__INPUT__
^^^^^^^^

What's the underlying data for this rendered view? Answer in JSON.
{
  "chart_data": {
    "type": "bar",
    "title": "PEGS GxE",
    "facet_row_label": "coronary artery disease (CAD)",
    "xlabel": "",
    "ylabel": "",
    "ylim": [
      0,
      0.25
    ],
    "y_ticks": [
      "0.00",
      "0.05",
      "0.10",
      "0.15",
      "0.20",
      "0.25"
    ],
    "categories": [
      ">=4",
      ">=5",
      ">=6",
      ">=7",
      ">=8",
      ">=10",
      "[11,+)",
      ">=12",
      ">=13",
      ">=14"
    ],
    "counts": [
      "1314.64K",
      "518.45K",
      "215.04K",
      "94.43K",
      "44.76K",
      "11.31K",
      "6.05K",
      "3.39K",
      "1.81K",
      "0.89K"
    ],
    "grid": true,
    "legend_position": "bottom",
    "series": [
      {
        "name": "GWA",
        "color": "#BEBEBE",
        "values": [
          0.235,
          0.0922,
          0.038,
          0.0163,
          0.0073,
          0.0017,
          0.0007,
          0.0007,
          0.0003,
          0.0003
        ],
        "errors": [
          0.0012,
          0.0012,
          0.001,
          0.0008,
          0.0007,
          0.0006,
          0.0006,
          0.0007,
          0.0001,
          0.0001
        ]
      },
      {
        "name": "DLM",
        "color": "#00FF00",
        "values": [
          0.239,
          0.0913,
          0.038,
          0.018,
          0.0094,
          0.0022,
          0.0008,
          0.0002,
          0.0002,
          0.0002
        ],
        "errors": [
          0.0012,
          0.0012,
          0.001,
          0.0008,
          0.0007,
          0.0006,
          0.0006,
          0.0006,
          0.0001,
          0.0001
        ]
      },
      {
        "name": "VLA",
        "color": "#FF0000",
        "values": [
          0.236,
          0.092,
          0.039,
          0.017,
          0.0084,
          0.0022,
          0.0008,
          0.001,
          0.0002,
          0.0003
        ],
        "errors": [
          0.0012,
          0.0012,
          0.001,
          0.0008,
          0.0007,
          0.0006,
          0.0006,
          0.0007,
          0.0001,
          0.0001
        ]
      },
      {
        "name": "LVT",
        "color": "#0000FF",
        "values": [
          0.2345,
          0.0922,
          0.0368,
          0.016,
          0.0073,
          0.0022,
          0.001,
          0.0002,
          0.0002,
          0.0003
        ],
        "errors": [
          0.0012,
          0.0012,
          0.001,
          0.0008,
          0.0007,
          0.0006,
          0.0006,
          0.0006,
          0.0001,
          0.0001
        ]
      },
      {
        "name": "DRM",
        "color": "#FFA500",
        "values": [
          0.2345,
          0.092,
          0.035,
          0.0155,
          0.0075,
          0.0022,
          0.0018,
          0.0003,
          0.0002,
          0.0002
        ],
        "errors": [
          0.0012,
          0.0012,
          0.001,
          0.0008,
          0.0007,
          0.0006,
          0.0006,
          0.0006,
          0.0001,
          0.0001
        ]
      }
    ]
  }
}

^^^^^^^^

Print every entry exactly as written.

__FULL RESPONSE__
What's the underlying data for this rendered view? Answer in JSON.
{
  "chart_data": {
    "type": "bar",
    "title": "PEGS GxE",
    "facet_row_label": "coronary artery disease (CAD)",
    "xlabel": "",
    "ylabel": "",
    "ylim": [
      0,
      0.25
    ],
    "y_ticks": [
      "0.00",
      "0.05",
      "0.10",
      "0.15",
      "0.20",
      "0.25"
    ],
    "categories": [
      ">=4",
      ">=5",
      ">=6",
      ">=7",
      ">=8",
      ">=10",
      "[11,+)",
      ">=12",
      ">=13",
      ">=14"
    ],
    "counts": [
      "1314.64K",
      "518.45K",
      "215.04K",
      "94.43K",
      "44.76K",
      "11.31K",
      "6.05K",
      "3.39K",
      "1.81K",
      "0.89K"
    ],
    "grid": true,
    "legend_position": "bottom",
    "series": [
      {
        "name": "GWA",
        "color": "#BEBEBE",
        "values": [
          0.235,
          0.0922,
          0.038,
          0.0163,
          0.0073,
          0.0017,
          0.0007,
          0.0007,
          0.0003,
          0.0003
        ],
        "errors": [
          0.0012,
          0.0012,
          0.001,
          0.0008,
          0.0007,
          0.0006,
          0.0006,
          0.0007,
          0.0001,
          0.0001
        ]
      },
      {
        "name": "DLM",
        "color": "#00FF00",
        "values": [
          0.239,
          0.0913,
          0.038,
          0.018,
          0.0094,
          0.0022,
          0.0008,
          0.0002,
          0.0002,
          0.0002
        ],
        "errors": [
          0.0012,
          0.0012,
          0.001,
          0.0008,
          0.0007,
          0.0006,
          0.0006,
          0.0006,
          0.0001,
          0.0001
        ]
      },
      {
        "name": "VLA",
        "color": "#FF0000",
        "values": [
          0.236,
          0.092,
          0.039,
          0.017,
          0.0084,
          0.0022,
          0.0008,
          0.001,
          0.0002,
          0.0003
        ],
        "errors": [
          0.0012,
          0.0012,
          0.001,
          0.0008,
          0.0007,
          0.0006,
          0.0006,
          0.0007,
          0.0001,
          0.0001
        ]
      },
      {
        "name": "LVT",
        "color": "#0000FF",
        "values": [
          0.2345,
          0.0922,
          0.0368,
          0.016,
          0.0073,
          0.0022,
          0.001,
          0.0002,
          0.0002,
          0.0003
        ],
        "errors": [
          0.0012,
          0.0012,
          0.001,
          0.0008,
          0.0007,
          0.0006,
          0.0006,
          0.0006,
          0.0001,
          0.0001
        ]
      },
      {
        "name": "DRM",
        "color": "#FFA500",
        "values": [
          0.2345,
          0.092,
          0.035,
          0.0155,
          0.0075,
          0.0022,
          0.0018,
          0.0003,
          0.0002,
          0.0002
        ],
        "errors": [
          0.0012,
          0.0012,
          0.001,
          0.0008,
          0.0007,
          0.0006,
          0.0006,
          0.0006,
          0.0001,
          0.0001
        ]
      }
    ]
  }
}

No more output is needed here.